[RECORD SET]

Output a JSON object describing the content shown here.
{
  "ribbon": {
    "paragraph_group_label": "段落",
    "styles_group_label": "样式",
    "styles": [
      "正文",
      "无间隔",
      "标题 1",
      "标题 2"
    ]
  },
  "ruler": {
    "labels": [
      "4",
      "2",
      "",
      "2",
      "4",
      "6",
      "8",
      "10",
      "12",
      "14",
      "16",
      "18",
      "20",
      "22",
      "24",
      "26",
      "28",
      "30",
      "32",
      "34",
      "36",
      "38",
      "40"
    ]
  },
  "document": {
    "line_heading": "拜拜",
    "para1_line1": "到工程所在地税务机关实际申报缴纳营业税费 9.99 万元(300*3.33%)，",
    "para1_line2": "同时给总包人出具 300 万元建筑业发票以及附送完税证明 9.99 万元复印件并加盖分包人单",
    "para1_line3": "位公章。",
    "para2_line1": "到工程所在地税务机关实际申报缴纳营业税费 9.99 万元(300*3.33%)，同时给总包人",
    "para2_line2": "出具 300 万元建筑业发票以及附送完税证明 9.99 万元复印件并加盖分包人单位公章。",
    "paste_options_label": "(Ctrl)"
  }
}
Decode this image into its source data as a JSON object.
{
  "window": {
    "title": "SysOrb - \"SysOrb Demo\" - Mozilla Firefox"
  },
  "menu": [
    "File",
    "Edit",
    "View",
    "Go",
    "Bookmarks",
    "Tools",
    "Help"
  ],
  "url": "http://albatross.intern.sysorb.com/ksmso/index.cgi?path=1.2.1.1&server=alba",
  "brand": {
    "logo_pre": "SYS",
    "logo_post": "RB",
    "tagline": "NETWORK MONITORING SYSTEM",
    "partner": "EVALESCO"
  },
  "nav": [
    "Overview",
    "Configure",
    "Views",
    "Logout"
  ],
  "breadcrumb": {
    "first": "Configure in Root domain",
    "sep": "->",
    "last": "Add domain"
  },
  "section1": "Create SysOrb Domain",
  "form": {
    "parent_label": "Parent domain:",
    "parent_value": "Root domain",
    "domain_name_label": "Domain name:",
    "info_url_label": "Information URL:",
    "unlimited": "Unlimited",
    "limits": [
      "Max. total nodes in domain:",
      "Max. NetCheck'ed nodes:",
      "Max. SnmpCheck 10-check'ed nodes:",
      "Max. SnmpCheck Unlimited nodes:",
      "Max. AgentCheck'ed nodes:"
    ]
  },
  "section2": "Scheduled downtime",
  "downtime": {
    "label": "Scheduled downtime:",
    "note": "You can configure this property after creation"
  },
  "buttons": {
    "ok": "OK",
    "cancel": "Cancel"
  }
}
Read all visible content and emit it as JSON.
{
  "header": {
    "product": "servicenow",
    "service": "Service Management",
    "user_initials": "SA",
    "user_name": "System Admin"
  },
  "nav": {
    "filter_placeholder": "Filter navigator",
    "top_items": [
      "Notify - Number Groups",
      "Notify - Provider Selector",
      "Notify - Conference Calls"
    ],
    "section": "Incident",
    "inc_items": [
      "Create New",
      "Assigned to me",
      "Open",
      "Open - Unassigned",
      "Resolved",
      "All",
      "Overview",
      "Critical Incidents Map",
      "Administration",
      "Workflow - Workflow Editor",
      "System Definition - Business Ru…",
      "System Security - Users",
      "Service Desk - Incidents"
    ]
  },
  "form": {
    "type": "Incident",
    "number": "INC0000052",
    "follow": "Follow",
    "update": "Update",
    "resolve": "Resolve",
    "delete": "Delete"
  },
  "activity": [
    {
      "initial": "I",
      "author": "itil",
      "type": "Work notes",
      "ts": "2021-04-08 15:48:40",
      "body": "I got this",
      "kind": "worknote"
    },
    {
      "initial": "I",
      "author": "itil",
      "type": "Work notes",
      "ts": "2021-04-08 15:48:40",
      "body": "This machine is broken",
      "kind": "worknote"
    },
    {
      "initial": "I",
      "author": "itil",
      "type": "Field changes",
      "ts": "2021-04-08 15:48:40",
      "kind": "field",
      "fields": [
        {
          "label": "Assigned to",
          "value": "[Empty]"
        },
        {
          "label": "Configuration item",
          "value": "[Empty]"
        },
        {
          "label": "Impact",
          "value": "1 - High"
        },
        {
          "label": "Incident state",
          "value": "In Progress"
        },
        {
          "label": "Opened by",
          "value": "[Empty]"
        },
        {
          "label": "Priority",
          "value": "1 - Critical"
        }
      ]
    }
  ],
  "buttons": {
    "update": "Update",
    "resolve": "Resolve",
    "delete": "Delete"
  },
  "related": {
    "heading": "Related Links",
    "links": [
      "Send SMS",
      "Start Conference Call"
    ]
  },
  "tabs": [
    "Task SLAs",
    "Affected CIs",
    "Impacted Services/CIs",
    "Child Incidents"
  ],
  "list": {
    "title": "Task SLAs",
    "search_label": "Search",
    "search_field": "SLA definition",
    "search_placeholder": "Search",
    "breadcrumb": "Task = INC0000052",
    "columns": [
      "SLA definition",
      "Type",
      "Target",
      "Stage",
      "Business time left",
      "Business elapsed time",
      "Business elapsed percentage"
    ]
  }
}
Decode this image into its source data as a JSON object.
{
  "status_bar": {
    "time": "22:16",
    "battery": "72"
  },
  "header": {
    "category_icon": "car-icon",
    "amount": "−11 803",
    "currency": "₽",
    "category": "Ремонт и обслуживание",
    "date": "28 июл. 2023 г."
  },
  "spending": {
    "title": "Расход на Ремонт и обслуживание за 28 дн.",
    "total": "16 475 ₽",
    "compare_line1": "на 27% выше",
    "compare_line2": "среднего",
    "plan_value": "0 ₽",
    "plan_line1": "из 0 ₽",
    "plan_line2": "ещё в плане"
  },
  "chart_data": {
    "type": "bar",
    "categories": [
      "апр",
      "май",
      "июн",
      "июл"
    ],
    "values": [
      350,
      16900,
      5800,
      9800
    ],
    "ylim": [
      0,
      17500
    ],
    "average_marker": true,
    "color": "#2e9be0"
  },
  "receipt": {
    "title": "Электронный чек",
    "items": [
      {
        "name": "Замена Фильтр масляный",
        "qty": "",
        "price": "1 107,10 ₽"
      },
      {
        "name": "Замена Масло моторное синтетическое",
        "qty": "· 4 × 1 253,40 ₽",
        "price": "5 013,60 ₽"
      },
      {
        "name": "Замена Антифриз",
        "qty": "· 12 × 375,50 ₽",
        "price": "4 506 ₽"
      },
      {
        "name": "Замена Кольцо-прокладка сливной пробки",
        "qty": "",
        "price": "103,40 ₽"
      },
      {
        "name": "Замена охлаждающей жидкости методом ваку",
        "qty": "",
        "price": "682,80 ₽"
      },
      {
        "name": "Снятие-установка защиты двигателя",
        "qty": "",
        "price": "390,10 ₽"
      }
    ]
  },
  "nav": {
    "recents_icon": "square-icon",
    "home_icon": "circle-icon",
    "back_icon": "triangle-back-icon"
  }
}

[EXERCISE DIRECTIONS]
Each line of the listing should be copied exactly.

[SOLUTION FOR THIS PROBLEM]
Output a JSON object describing the content shown here.
{
  "ribbon": {
    "paragraph_group_label": "段落",
    "styles_group_label": "样式",
    "styles": [
      "正文",
      "无间隔",
      "标题 1",
      "标题 2"
    ]
  },
  "ruler": {
    "labels": [
      "4",
      "2",
      "",
      "2",
      "4",
      "6",
      "8",
      "10",
      "12",
      "14",
      "16",
      "18",
      "20",
      "22",
      "24",
      "26",
      "28",
      "30",
      "32",
      "34",
      "36",
      "38",
      "40"
    ]
  },
  "document": {
    "line_heading": "拜拜",
    "para1_line1": "到工程所在地税务机关实际申报缴纳营业税费 9.99 万元(300*3.33%)，",
    "para1_line2": "同时给总包人出具 300 万元建筑业发票以及附送完税证明 9.99 万元复印件并加盖分包人单",
    "para1_line3": "位公章。",
    "para2_line1": "到工程所在地税务机关实际申报缴纳营业税费 9.99 万元(300*3.33%)，同时给总包人",
    "para2_line2": "出具 300 万元建筑业发票以及附送完税证明 9.99 万元复印件并加盖分包人单位公章。",
    "paste_options_label": "(Ctrl)"
  }
}
Decode this image into its source data as a JSON object.
{
  "window": {
    "title": "SysOrb - \"SysOrb Demo\" - Mozilla Firefox"
  },
  "menu": [
    "File",
    "Edit",
    "View",
    "Go",
    "Bookmarks",
    "Tools",
    "Help"
  ],
  "url": "http://albatross.intern.sysorb.com/ksmso/index.cgi?path=1.2.1.1&server=alba",
  "brand": {
    "logo_pre": "SYS",
    "logo_post": "RB",
    "tagline": "NETWORK MONITORING SYSTEM",
    "partner": "EVALESCO"
  },
  "nav": [
    "Overview",
    "Configure",
    "Views",
    "Logout"
  ],
  "breadcrumb": {
    "first": "Configure in Root domain",
    "sep": "->",
    "last": "Add domain"
  },
  "section1": "Create SysOrb Domain",
  "form": {
    "parent_label": "Parent domain:",
    "parent_value": "Root domain",
    "domain_name_label": "Domain name:",
    "info_url_label": "Information URL:",
    "unlimited": "Unlimited",
    "limits": [
      "Max. total nodes in domain:",
      "Max. NetCheck'ed nodes:",
      "Max. SnmpCheck 10-check'ed nodes:",
      "Max. SnmpCheck Unlimited nodes:",
      "Max. AgentCheck'ed nodes:"
    ]
  },
  "section2": "Scheduled downtime",
  "downtime": {
    "label": "Scheduled downtime:",
    "note": "You can configure this property after creation"
  },
  "buttons": {
    "ok": "OK",
    "cancel": "Cancel"
  }
}
Read all visible content and emit it as JSON.
{
  "header": {
    "product": "servicenow",
    "service": "Service Management",
    "user_initials": "SA",
    "user_name": "System Admin"
  },
  "nav": {
    "filter_placeholder": "Filter navigator",
    "top_items": [
      "Notify - Number Groups",
      "Notify - Provider Selector",
      "Notify - Conference Calls"
    ],
    "section": "Incident",
    "inc_items": [
      "Create New",
      "Assigned to me",
      "Open",
      "Open - Unassigned",
      "Resolved",
      "All",
      "Overview",
      "Critical Incidents Map",
      "Administration",
      "Workflow - Workflow Editor",
      "System Definition - Business Ru…",
      "System Security - Users",
      "Service Desk - Incidents"
    ]
  },
  "form": {
    "type": "Incident",
    "number": "INC0000052",
    "follow": "Follow",
    "update": "Update",
    "resolve": "Resolve",
    "delete": "Delete"
  },
  "activity": [
    {
      "initial": "I",
      "author": "itil",
      "type": "Work notes",
      "ts": "2021-04-08 15:48:40",
      "body": "I got this",
      "kind": "worknote"
    },
    {
      "initial": "I",
      "author": "itil",
      "type": "Work notes",
      "ts": "2021-04-08 15:48:40",
      "body": "This machine is broken",
      "kind": "worknote"
    },
    {
      "initial": "I",
      "author": "itil",
      "type": "Field changes",
      "ts": "2021-04-08 15:48:40",
      "kind": "field",
      "fields": [
        {
          "label": "Assigned to",
          "value": "[Empty]"
        },
        {
          "label": "Configuration item",
          "value": "[Empty]"
        },
        {
          "label": "Impact",
          "value": "1 - High"
        },
        {
          "label": "Incident state",
          "value": "In Progress"
        },
        {
          "label": "Opened by",
          "value": "[Empty]"
        },
        {
          "label": "Priority",
          "value": "1 - Critical"
        }
      ]
    }
  ],
  "buttons": {
    "update": "Update",
    "resolve": "Resolve",
    "delete": "Delete"
  },
  "related": {
    "heading": "Related Links",
    "links": [
      "Send SMS",
      "Start Conference Call"
    ]
  },
  "tabs": [
    "Task SLAs",
    "Affected CIs",
    "Impacted Services/CIs",
    "Child Incidents"
  ],
  "list": {
    "title": "Task SLAs",
    "search_label": "Search",
    "search_field": "SLA definition",
    "search_placeholder": "Search",
    "breadcrumb": "Task = INC0000052",
    "columns": [
      "SLA definition",
      "Type",
      "Target",
      "Stage",
      "Business time left",
      "Business elapsed time",
      "Business elapsed percentage"
    ]
  }
}
Decode this image into its source data as a JSON object.
{
  "status_bar": {
    "time": "22:16",
    "battery": "72"
  },
  "header": {
    "category_icon": "car-icon",
    "amount": "−11 803",
    "currency": "₽",
    "category": "Ремонт и обслуживание",
    "date": "28 июл. 2023 г."
  },
  "spending": {
    "title": "Расход на Ремонт и обслуживание за 28 дн.",
    "total": "16 475 ₽",
    "compare_line1": "на 27% выше",
    "compare_line2": "среднего",
    "plan_value": "0 ₽",
    "plan_line1": "из 0 ₽",
    "plan_line2": "ещё в плане"
  },
  "chart_data": {
    "type": "bar",
    "categories": [
      "апр",
      "май",
      "июн",
      "июл"
    ],
    "values": [
      350,
      16900,
      5800,
      9800
    ],
    "ylim": [
      0,
      17500
    ],
    "average_marker": true,
    "color": "#2e9be0"
  },
  "receipt": {
    "title": "Электронный чек",
    "items": [
      {
        "name": "Замена Фильтр масляный",
        "qty": "",
        "price": "1 107,10 ₽"
      },
      {
        "name": "Замена Масло моторное синтетическое",
        "qty": "· 4 × 1 253,40 ₽",
        "price": "5 013,60 ₽"
      },
      {
        "name": "Замена Антифриз",
        "qty": "· 12 × 375,50 ₽",
        "price": "4 506 ₽"
      },
      {
        "name": "Замена Кольцо-прокладка сливной пробки",
        "qty": "",
        "price": "103,40 ₽"
      },
      {
        "name": "Замена охлаждающей жидкости методом ваку",
        "qty": "",
        "price": "682,80 ₽"
      },
      {
        "name": "Снятие-установка защиты двигателя",
        "qty": "",
        "price": "390,10 ₽"
      }
    ]
  },
  "nav": {
    "recents_icon": "square-icon",
    "home_icon": "circle-icon",
    "back_icon": "triangle-back-icon"
  }
}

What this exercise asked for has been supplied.